──────── Provided material ────────
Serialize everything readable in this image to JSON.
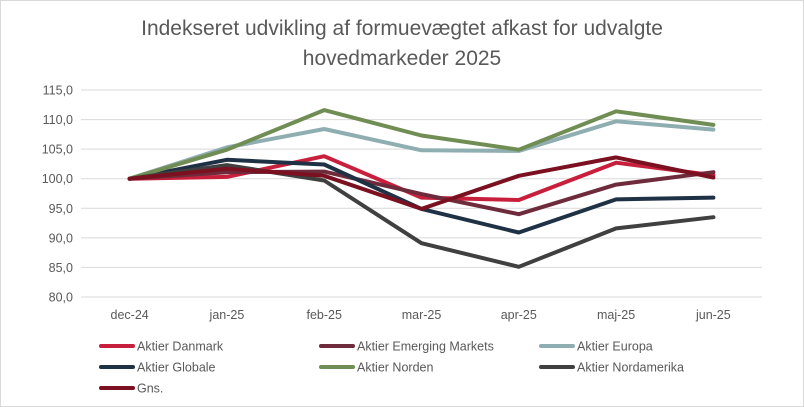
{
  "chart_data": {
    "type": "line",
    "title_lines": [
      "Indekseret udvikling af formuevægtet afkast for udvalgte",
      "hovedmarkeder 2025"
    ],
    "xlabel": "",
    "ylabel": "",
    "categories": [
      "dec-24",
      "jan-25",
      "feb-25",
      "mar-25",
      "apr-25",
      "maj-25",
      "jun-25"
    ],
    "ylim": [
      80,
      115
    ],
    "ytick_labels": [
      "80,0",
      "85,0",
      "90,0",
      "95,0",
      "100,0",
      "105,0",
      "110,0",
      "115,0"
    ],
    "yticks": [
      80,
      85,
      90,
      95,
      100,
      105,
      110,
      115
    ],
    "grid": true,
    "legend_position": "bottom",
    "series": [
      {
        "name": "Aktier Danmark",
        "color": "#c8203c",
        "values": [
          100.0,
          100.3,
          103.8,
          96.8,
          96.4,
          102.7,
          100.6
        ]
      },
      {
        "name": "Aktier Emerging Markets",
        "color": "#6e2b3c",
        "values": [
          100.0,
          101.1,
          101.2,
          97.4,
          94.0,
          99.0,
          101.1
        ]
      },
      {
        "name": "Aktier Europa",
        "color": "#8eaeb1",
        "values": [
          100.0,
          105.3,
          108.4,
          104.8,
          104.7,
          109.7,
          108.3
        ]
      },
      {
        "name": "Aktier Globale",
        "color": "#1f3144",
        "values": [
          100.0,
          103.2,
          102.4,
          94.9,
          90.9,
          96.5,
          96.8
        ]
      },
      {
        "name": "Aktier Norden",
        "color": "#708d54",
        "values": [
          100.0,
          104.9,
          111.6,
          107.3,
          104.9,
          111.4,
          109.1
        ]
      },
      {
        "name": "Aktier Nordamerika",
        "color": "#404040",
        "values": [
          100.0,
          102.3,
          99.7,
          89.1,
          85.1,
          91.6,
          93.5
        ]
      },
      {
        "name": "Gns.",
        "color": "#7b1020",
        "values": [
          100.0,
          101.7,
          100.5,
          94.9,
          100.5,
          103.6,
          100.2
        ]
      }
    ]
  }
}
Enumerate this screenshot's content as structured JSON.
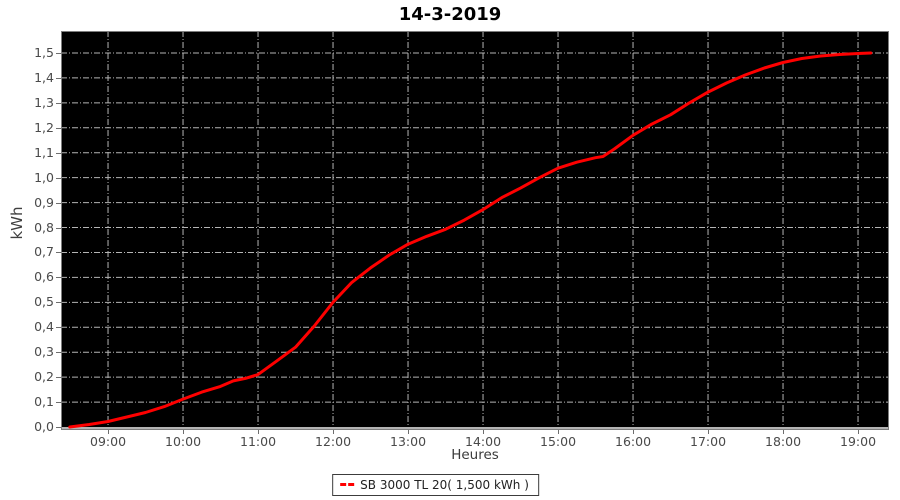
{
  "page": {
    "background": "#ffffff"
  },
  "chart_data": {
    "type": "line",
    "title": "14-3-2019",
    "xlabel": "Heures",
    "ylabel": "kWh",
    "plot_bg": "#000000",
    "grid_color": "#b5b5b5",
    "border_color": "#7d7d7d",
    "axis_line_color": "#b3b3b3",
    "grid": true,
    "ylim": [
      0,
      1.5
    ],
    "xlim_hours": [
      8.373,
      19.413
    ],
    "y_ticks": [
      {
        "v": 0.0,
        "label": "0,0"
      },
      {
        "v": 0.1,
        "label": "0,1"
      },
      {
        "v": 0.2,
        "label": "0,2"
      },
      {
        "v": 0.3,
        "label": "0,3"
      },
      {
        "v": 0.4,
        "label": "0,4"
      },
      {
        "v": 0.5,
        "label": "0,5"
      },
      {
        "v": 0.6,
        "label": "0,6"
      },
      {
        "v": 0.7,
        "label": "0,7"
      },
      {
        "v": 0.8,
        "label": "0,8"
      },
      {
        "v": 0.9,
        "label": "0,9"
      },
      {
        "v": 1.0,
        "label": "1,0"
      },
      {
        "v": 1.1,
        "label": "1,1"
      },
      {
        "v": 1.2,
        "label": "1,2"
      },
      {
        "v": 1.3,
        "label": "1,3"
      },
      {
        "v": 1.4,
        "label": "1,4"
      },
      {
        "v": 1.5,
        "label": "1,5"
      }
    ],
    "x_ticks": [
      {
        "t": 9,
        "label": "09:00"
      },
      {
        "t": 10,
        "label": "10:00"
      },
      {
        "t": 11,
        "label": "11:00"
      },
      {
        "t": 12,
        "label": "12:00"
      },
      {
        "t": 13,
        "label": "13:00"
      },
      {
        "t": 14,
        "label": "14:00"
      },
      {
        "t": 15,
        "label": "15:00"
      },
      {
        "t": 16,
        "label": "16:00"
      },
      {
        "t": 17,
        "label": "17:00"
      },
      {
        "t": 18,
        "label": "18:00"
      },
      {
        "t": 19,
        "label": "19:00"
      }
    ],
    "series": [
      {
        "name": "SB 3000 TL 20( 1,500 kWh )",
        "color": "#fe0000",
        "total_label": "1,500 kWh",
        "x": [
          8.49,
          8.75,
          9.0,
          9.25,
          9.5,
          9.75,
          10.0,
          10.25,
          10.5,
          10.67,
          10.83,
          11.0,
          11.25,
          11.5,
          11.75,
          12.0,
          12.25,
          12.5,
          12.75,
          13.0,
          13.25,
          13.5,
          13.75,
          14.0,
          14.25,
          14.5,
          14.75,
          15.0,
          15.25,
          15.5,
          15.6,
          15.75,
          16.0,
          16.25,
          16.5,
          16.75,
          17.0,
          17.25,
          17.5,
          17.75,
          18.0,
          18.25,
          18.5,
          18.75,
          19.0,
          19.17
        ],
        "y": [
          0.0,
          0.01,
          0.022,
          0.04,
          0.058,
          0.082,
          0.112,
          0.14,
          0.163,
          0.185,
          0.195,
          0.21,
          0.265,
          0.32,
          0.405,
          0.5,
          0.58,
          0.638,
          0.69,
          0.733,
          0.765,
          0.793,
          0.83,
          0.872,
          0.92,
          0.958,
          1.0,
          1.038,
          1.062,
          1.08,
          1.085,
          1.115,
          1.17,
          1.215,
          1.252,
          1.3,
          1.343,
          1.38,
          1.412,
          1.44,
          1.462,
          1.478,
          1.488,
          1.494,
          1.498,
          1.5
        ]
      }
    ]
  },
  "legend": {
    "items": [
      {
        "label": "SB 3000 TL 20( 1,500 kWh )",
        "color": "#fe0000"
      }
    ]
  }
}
────────
> _Exercise description_
Output all of the records exactly as they appear above, but not the pictures.

> _Correct output_
Serialize everything readable in this image to JSON.
{
  "chart_data": {
    "type": "line",
    "title_lines": [
      "Indekseret udvikling af formuevægtet afkast for udvalgte",
      "hovedmarkeder 2025"
    ],
    "xlabel": "",
    "ylabel": "",
    "categories": [
      "dec-24",
      "jan-25",
      "feb-25",
      "mar-25",
      "apr-25",
      "maj-25",
      "jun-25"
    ],
    "ylim": [
      80,
      115
    ],
    "ytick_labels": [
      "80,0",
      "85,0",
      "90,0",
      "95,0",
      "100,0",
      "105,0",
      "110,0",
      "115,0"
    ],
    "yticks": [
      80,
      85,
      90,
      95,
      100,
      105,
      110,
      115
    ],
    "grid": true,
    "legend_position": "bottom",
    "series": [
      {
        "name": "Aktier Danmark",
        "color": "#c8203c",
        "values": [
          100.0,
          100.3,
          103.8,
          96.8,
          96.4,
          102.7,
          100.6
        ]
      },
      {
        "name": "Aktier Emerging Markets",
        "color": "#6e2b3c",
        "values": [
          100.0,
          101.1,
          101.2,
          97.4,
          94.0,
          99.0,
          101.1
        ]
      },
      {
        "name": "Aktier Europa",
        "color": "#8eaeb1",
        "values": [
          100.0,
          105.3,
          108.4,
          104.8,
          104.7,
          109.7,
          108.3
        ]
      },
      {
        "name": "Aktier Globale",
        "color": "#1f3144",
        "values": [
          100.0,
          103.2,
          102.4,
          94.9,
          90.9,
          96.5,
          96.8
        ]
      },
      {
        "name": "Aktier Norden",
        "color": "#708d54",
        "values": [
          100.0,
          104.9,
          111.6,
          107.3,
          104.9,
          111.4,
          109.1
        ]
      },
      {
        "name": "Aktier Nordamerika",
        "color": "#404040",
        "values": [
          100.0,
          102.3,
          99.7,
          89.1,
          85.1,
          91.6,
          93.5
        ]
      },
      {
        "name": "Gns.",
        "color": "#7b1020",
        "values": [
          100.0,
          101.7,
          100.5,
          94.9,
          100.5,
          103.6,
          100.2
        ]
      }
    ]
  }
}
Enumerate this screenshot's content as structured JSON.
{
  "page": {
    "background": "#ffffff"
  },
  "chart_data": {
    "type": "line",
    "title": "14-3-2019",
    "xlabel": "Heures",
    "ylabel": "kWh",
    "plot_bg": "#000000",
    "grid_color": "#b5b5b5",
    "border_color": "#7d7d7d",
    "axis_line_color": "#b3b3b3",
    "grid": true,
    "ylim": [
      0,
      1.5
    ],
    "xlim_hours": [
      8.373,
      19.413
    ],
    "y_ticks": [
      {
        "v": 0.0,
        "label": "0,0"
      },
      {
        "v": 0.1,
        "label": "0,1"
      },
      {
        "v": 0.2,
        "label": "0,2"
      },
      {
        "v": 0.3,
        "label": "0,3"
      },
      {
        "v": 0.4,
        "label": "0,4"
      },
      {
        "v": 0.5,
        "label": "0,5"
      },
      {
        "v": 0.6,
        "label": "0,6"
      },
      {
        "v": 0.7,
        "label": "0,7"
      },
      {
        "v": 0.8,
        "label": "0,8"
      },
      {
        "v": 0.9,
        "label": "0,9"
      },
      {
        "v": 1.0,
        "label": "1,0"
      },
      {
        "v": 1.1,
        "label": "1,1"
      },
      {
        "v": 1.2,
        "label": "1,2"
      },
      {
        "v": 1.3,
        "label": "1,3"
      },
      {
        "v": 1.4,
        "label": "1,4"
      },
      {
        "v": 1.5,
        "label": "1,5"
      }
    ],
    "x_ticks": [
      {
        "t": 9,
        "label": "09:00"
      },
      {
        "t": 10,
        "label": "10:00"
      },
      {
        "t": 11,
        "label": "11:00"
      },
      {
        "t": 12,
        "label": "12:00"
      },
      {
        "t": 13,
        "label": "13:00"
      },
      {
        "t": 14,
        "label": "14:00"
      },
      {
        "t": 15,
        "label": "15:00"
      },
      {
        "t": 16,
        "label": "16:00"
      },
      {
        "t": 17,
        "label": "17:00"
      },
      {
        "t": 18,
        "label": "18:00"
      },
      {
        "t": 19,
        "label": "19:00"
      }
    ],
    "series": [
      {
        "name": "SB 3000 TL 20( 1,500 kWh )",
        "color": "#fe0000",
        "total_label": "1,500 kWh",
        "x": [
          8.49,
          8.75,
          9.0,
          9.25,
          9.5,
          9.75,
          10.0,
          10.25,
          10.5,
          10.67,
          10.83,
          11.0,
          11.25,
          11.5,
          11.75,
          12.0,
          12.25,
          12.5,
          12.75,
          13.0,
          13.25,
          13.5,
          13.75,
          14.0,
          14.25,
          14.5,
          14.75,
          15.0,
          15.25,
          15.5,
          15.6,
          15.75,
          16.0,
          16.25,
          16.5,
          16.75,
          17.0,
          17.25,
          17.5,
          17.75,
          18.0,
          18.25,
          18.5,
          18.75,
          19.0,
          19.17
        ],
        "y": [
          0.0,
          0.01,
          0.022,
          0.04,
          0.058,
          0.082,
          0.112,
          0.14,
          0.163,
          0.185,
          0.195,
          0.21,
          0.265,
          0.32,
          0.405,
          0.5,
          0.58,
          0.638,
          0.69,
          0.733,
          0.765,
          0.793,
          0.83,
          0.872,
          0.92,
          0.958,
          1.0,
          1.038,
          1.062,
          1.08,
          1.085,
          1.115,
          1.17,
          1.215,
          1.252,
          1.3,
          1.343,
          1.38,
          1.412,
          1.44,
          1.462,
          1.478,
          1.488,
          1.494,
          1.498,
          1.5
        ]
      }
    ]
  },
  "legend": {
    "items": [
      {
        "label": "SB 3000 TL 20( 1,500 kWh )",
        "color": "#fe0000"
      }
    ]
  }
}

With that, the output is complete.